— Begin Task material —

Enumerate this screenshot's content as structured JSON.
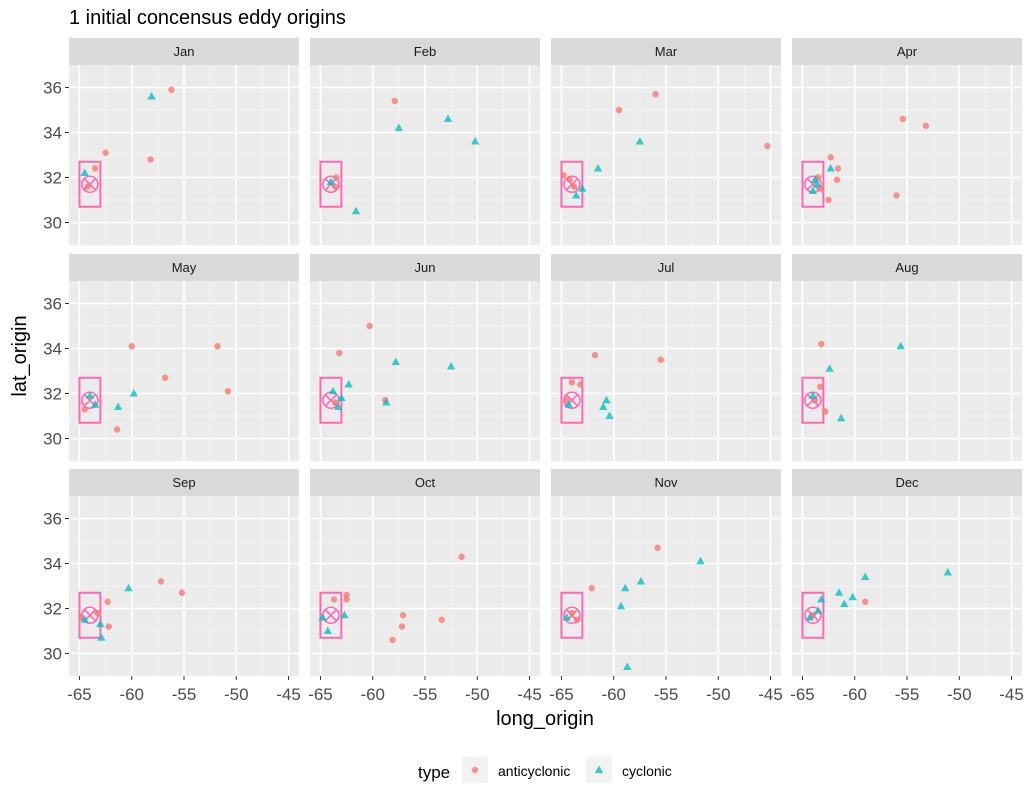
{
  "colors": {
    "panel_bg": "#ebebeb",
    "grid_major": "#ffffff",
    "grid_minor": "#f5f5f5",
    "strip_bg": "#d9d9d9",
    "anticyclonic": "#f8766d",
    "cyclonic": "#00bfc4",
    "box": "#ff69b4",
    "tick": "#333333"
  },
  "chart_data": {
    "type": "scatter",
    "title": "1 initial concensus eddy origins",
    "xlabel": "long_origin",
    "ylabel": "lat_origin",
    "xlim": [
      -66,
      -44
    ],
    "ylim": [
      29,
      37
    ],
    "x_ticks": [
      -65,
      -60,
      -55,
      -50,
      -45
    ],
    "x_tick_labels": [
      "-65",
      "-60",
      "-55",
      "-50",
      "-45"
    ],
    "y_ticks": [
      30,
      32,
      34,
      36
    ],
    "y_tick_labels": [
      "30",
      "32",
      "34",
      "36"
    ],
    "grid": true,
    "legend": {
      "title": "type",
      "position": "bottom",
      "entries": [
        {
          "label": "anticyclonic",
          "shape": "circle",
          "color": "#f8766d"
        },
        {
          "label": "cyclonic",
          "shape": "triangle",
          "color": "#00bfc4"
        }
      ]
    },
    "reference_box": {
      "x": [
        -65,
        -63
      ],
      "y": [
        30.7,
        32.7
      ],
      "center": [
        -64,
        31.7
      ]
    },
    "layout": {
      "nrow": 3,
      "ncol": 4
    },
    "panels": [
      {
        "label": "Jan",
        "anticyclonic": [
          [
            -56.2,
            35.9
          ],
          [
            -58.2,
            32.8
          ],
          [
            -62.5,
            33.1
          ],
          [
            -63.5,
            32.4
          ],
          [
            -64.2,
            31.6
          ]
        ],
        "cyclonic": [
          [
            -58.1,
            35.6
          ],
          [
            -64.5,
            32.2
          ]
        ]
      },
      {
        "label": "Feb",
        "anticyclonic": [
          [
            -57.9,
            35.4
          ],
          [
            -63.5,
            32.0
          ],
          [
            -63.6,
            31.6
          ]
        ],
        "cyclonic": [
          [
            -57.5,
            34.2
          ],
          [
            -52.8,
            34.6
          ],
          [
            -50.2,
            33.6
          ],
          [
            -61.6,
            30.5
          ],
          [
            -64.0,
            31.8
          ]
        ]
      },
      {
        "label": "Mar",
        "anticyclonic": [
          [
            -56.0,
            35.7
          ],
          [
            -59.5,
            35.0
          ],
          [
            -45.3,
            33.4
          ],
          [
            -64.8,
            32.1
          ],
          [
            -64.2,
            31.9
          ],
          [
            -63.8,
            31.6
          ]
        ],
        "cyclonic": [
          [
            -57.5,
            33.6
          ],
          [
            -61.5,
            32.4
          ],
          [
            -63.0,
            31.5
          ],
          [
            -63.6,
            31.2
          ]
        ]
      },
      {
        "label": "Apr",
        "anticyclonic": [
          [
            -55.4,
            34.6
          ],
          [
            -53.2,
            34.3
          ],
          [
            -62.3,
            32.9
          ],
          [
            -61.6,
            32.4
          ],
          [
            -61.7,
            31.9
          ],
          [
            -56.0,
            31.2
          ],
          [
            -62.5,
            31.0
          ],
          [
            -63.5,
            32.0
          ],
          [
            -63.3,
            31.5
          ]
        ],
        "cyclonic": [
          [
            -62.3,
            32.4
          ],
          [
            -63.8,
            31.9
          ],
          [
            -63.6,
            31.7
          ],
          [
            -64.0,
            31.4
          ]
        ]
      },
      {
        "label": "May",
        "anticyclonic": [
          [
            -60.0,
            34.1
          ],
          [
            -51.8,
            34.1
          ],
          [
            -56.8,
            32.7
          ],
          [
            -50.8,
            32.1
          ],
          [
            -61.4,
            30.4
          ],
          [
            -64.5,
            31.3
          ]
        ],
        "cyclonic": [
          [
            -59.8,
            32.0
          ],
          [
            -61.3,
            31.4
          ],
          [
            -63.5,
            31.5
          ],
          [
            -64.0,
            31.9
          ]
        ]
      },
      {
        "label": "Jun",
        "anticyclonic": [
          [
            -60.3,
            35.0
          ],
          [
            -63.2,
            33.8
          ],
          [
            -58.8,
            31.7
          ],
          [
            -63.6,
            31.6
          ]
        ],
        "cyclonic": [
          [
            -57.8,
            33.4
          ],
          [
            -52.5,
            33.2
          ],
          [
            -62.3,
            32.4
          ],
          [
            -63.8,
            32.1
          ],
          [
            -58.7,
            31.6
          ],
          [
            -63.0,
            31.8
          ],
          [
            -63.3,
            31.4
          ]
        ]
      },
      {
        "label": "Jul",
        "anticyclonic": [
          [
            -61.8,
            33.7
          ],
          [
            -55.5,
            33.5
          ],
          [
            -64.0,
            32.5
          ],
          [
            -63.2,
            32.4
          ],
          [
            -64.5,
            31.7
          ]
        ],
        "cyclonic": [
          [
            -60.7,
            31.7
          ],
          [
            -61.0,
            31.4
          ],
          [
            -60.4,
            31.0
          ],
          [
            -64.3,
            31.5
          ]
        ]
      },
      {
        "label": "Aug",
        "anticyclonic": [
          [
            -63.2,
            34.2
          ],
          [
            -63.3,
            32.3
          ],
          [
            -62.8,
            31.2
          ],
          [
            -63.8,
            31.7
          ]
        ],
        "cyclonic": [
          [
            -55.6,
            34.1
          ],
          [
            -62.4,
            33.1
          ],
          [
            -61.3,
            30.9
          ],
          [
            -64.0,
            31.9
          ]
        ]
      },
      {
        "label": "Sep",
        "anticyclonic": [
          [
            -57.2,
            33.2
          ],
          [
            -55.2,
            32.7
          ],
          [
            -62.3,
            32.3
          ],
          [
            -62.2,
            31.2
          ],
          [
            -63.3,
            31.8
          ],
          [
            -64.8,
            31.6
          ]
        ],
        "cyclonic": [
          [
            -60.3,
            32.9
          ],
          [
            -62.9,
            30.7
          ],
          [
            -63.0,
            31.3
          ],
          [
            -64.5,
            31.5
          ]
        ]
      },
      {
        "label": "Oct",
        "anticyclonic": [
          [
            -51.5,
            34.3
          ],
          [
            -62.5,
            32.6
          ],
          [
            -62.5,
            32.4
          ],
          [
            -57.1,
            31.7
          ],
          [
            -57.2,
            31.2
          ],
          [
            -53.4,
            31.5
          ],
          [
            -58.1,
            30.6
          ],
          [
            -63.7,
            32.4
          ]
        ],
        "cyclonic": [
          [
            -62.7,
            31.7
          ],
          [
            -64.3,
            31.0
          ],
          [
            -64.8,
            31.6
          ]
        ]
      },
      {
        "label": "Nov",
        "anticyclonic": [
          [
            -55.8,
            34.7
          ],
          [
            -62.1,
            32.9
          ],
          [
            -64.0,
            31.8
          ],
          [
            -63.5,
            31.5
          ]
        ],
        "cyclonic": [
          [
            -51.7,
            34.1
          ],
          [
            -57.4,
            33.2
          ],
          [
            -58.9,
            32.9
          ],
          [
            -59.3,
            32.1
          ],
          [
            -58.7,
            29.4
          ],
          [
            -64.5,
            31.6
          ]
        ]
      },
      {
        "label": "Dec",
        "anticyclonic": [
          [
            -59.0,
            32.3
          ],
          [
            -64.0,
            31.7
          ]
        ],
        "cyclonic": [
          [
            -51.1,
            33.6
          ],
          [
            -59.0,
            33.4
          ],
          [
            -61.5,
            32.7
          ],
          [
            -60.2,
            32.5
          ],
          [
            -61.0,
            32.2
          ],
          [
            -63.2,
            32.4
          ],
          [
            -63.5,
            31.9
          ],
          [
            -64.3,
            31.6
          ]
        ]
      }
    ]
  }
}
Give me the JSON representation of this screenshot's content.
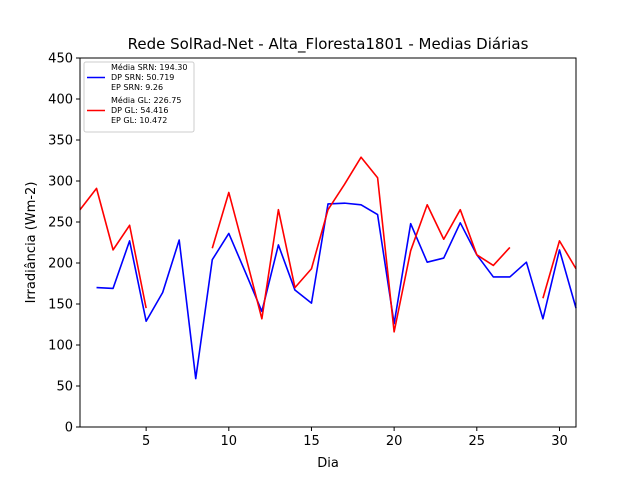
{
  "chart_data": {
    "type": "line",
    "title": "Rede SolRad-Net - Alta_Floresta1801 - Medias Diárias",
    "xlabel": "Dia",
    "ylabel": "Irradiância (Wm-2)",
    "xlim": [
      1,
      31
    ],
    "ylim": [
      0,
      450
    ],
    "xticks": [
      5,
      10,
      15,
      20,
      25,
      30
    ],
    "yticks": [
      0,
      50,
      100,
      150,
      200,
      250,
      300,
      350,
      400,
      450
    ],
    "grid": false,
    "legend_position": "top-left",
    "series": [
      {
        "id": "srn",
        "color": "#0000ff",
        "legend": [
          "Média SRN: 194.30",
          "DP SRN: 50.719",
          "EP SRN: 9.26"
        ],
        "x": [
          2,
          3,
          4,
          5,
          6,
          7,
          8,
          9,
          10,
          11,
          12,
          13,
          14,
          15,
          16,
          17,
          18,
          19,
          20,
          21,
          22,
          23,
          24,
          25,
          26,
          27,
          28,
          29,
          30,
          31
        ],
        "y": [
          170,
          169,
          227,
          129,
          164,
          228,
          59,
          204,
          236,
          189,
          141,
          222,
          167,
          151,
          272,
          273,
          271,
          259,
          126,
          248,
          201,
          206,
          249,
          210,
          183,
          183,
          201,
          132,
          216,
          145
        ]
      },
      {
        "id": "gl",
        "color": "#ff0000",
        "legend": [
          "Média GL: 226.75",
          "DP GL: 54.416",
          "EP GL: 10.472"
        ],
        "x": [
          1,
          2,
          3,
          4,
          5,
          null,
          9,
          10,
          11,
          12,
          13,
          14,
          15,
          16,
          17,
          18,
          19,
          20,
          21,
          22,
          23,
          24,
          25,
          26,
          27,
          null,
          29,
          30,
          31
        ],
        "y": [
          265,
          291,
          216,
          246,
          145,
          null,
          218,
          286,
          210,
          132,
          265,
          170,
          193,
          265,
          296,
          329,
          304,
          116,
          215,
          271,
          229,
          265,
          210,
          197,
          219,
          null,
          157,
          227,
          193
        ]
      }
    ]
  }
}
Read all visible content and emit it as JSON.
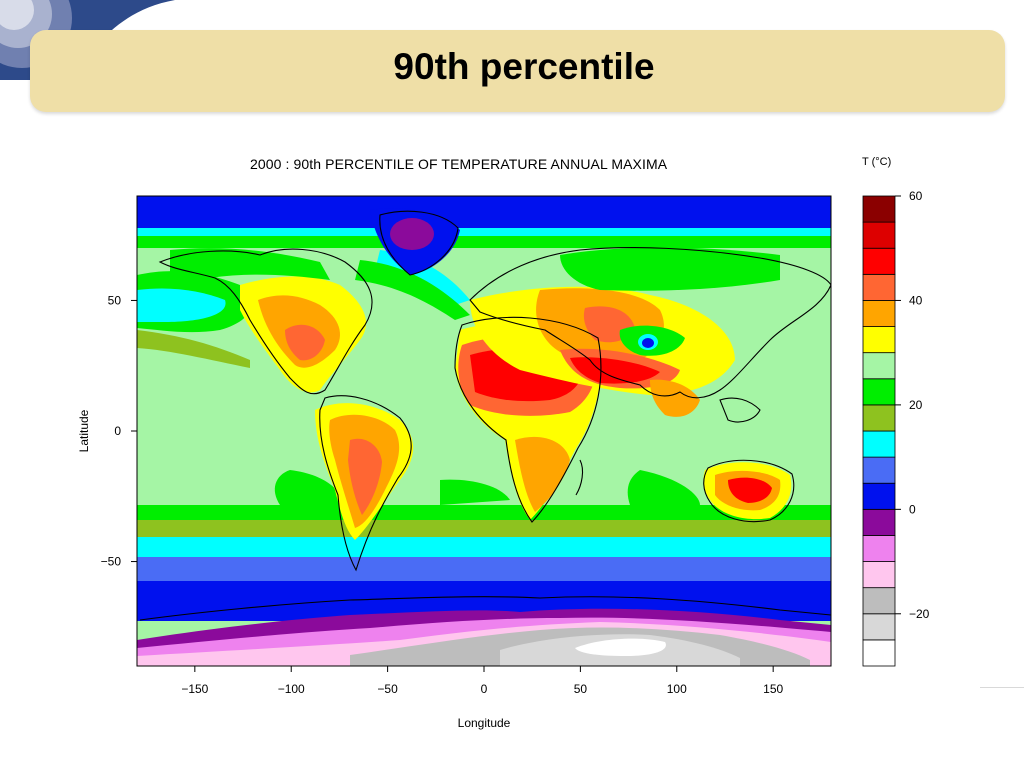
{
  "slide": {
    "title": "90th percentile"
  },
  "map": {
    "title": "2000 : 90th PERCENTILE OF TEMPERATURE ANNUAL MAXIMA",
    "xlabel": "Longitude",
    "ylabel": "Latitude",
    "xlim": [
      -180,
      180
    ],
    "ylim": [
      -90,
      90
    ],
    "xticks": [
      -150,
      -100,
      -50,
      0,
      50,
      100,
      150
    ],
    "yticks": [
      50,
      0,
      -50
    ],
    "xtick_labels": [
      "−150",
      "−100",
      "−50",
      "0",
      "50",
      "100",
      "150"
    ],
    "ytick_labels": [
      "50",
      "0",
      "−50"
    ],
    "projection": "equirectangular"
  },
  "legend": {
    "title": "T (°C)",
    "range": [
      -30,
      60
    ],
    "step": 5,
    "colors": [
      "#ffffff",
      "#d8d8d8",
      "#bdbdbd",
      "#ffc6ee",
      "#ee82ee",
      "#8b0a9b",
      "#0011ee",
      "#4a6cf5",
      "#00ffff",
      "#8ec21f",
      "#00ee00",
      "#a5f5a5",
      "#ffff00",
      "#ffa500",
      "#ff6633",
      "#ff0000",
      "#dd0000",
      "#8b0000"
    ],
    "tick_values": [
      60,
      40,
      20,
      0,
      -20
    ],
    "tick_labels": [
      "60",
      "40",
      "20",
      "0",
      "−20"
    ]
  }
}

— End Task material —

Without the pictures, repeat exactly the lines running from the line containing "Read all visible content and emit it as JSON." through the end of the data, both ends included.

_Written answer_
Read all visible content and emit it as JSON.
{
  "slide": {
    "title": "90th percentile"
  },
  "map": {
    "title": "2000 : 90th PERCENTILE OF TEMPERATURE ANNUAL MAXIMA",
    "xlabel": "Longitude",
    "ylabel": "Latitude",
    "xlim": [
      -180,
      180
    ],
    "ylim": [
      -90,
      90
    ],
    "xticks": [
      -150,
      -100,
      -50,
      0,
      50,
      100,
      150
    ],
    "yticks": [
      50,
      0,
      -50
    ],
    "xtick_labels": [
      "−150",
      "−100",
      "−50",
      "0",
      "50",
      "100",
      "150"
    ],
    "ytick_labels": [
      "50",
      "0",
      "−50"
    ],
    "projection": "equirectangular"
  },
  "legend": {
    "title": "T (°C)",
    "range": [
      -30,
      60
    ],
    "step": 5,
    "colors": [
      "#ffffff",
      "#d8d8d8",
      "#bdbdbd",
      "#ffc6ee",
      "#ee82ee",
      "#8b0a9b",
      "#0011ee",
      "#4a6cf5",
      "#00ffff",
      "#8ec21f",
      "#00ee00",
      "#a5f5a5",
      "#ffff00",
      "#ffa500",
      "#ff6633",
      "#ff0000",
      "#dd0000",
      "#8b0000"
    ],
    "tick_values": [
      60,
      40,
      20,
      0,
      -20
    ],
    "tick_labels": [
      "60",
      "40",
      "20",
      "0",
      "−20"
    ]
  }
}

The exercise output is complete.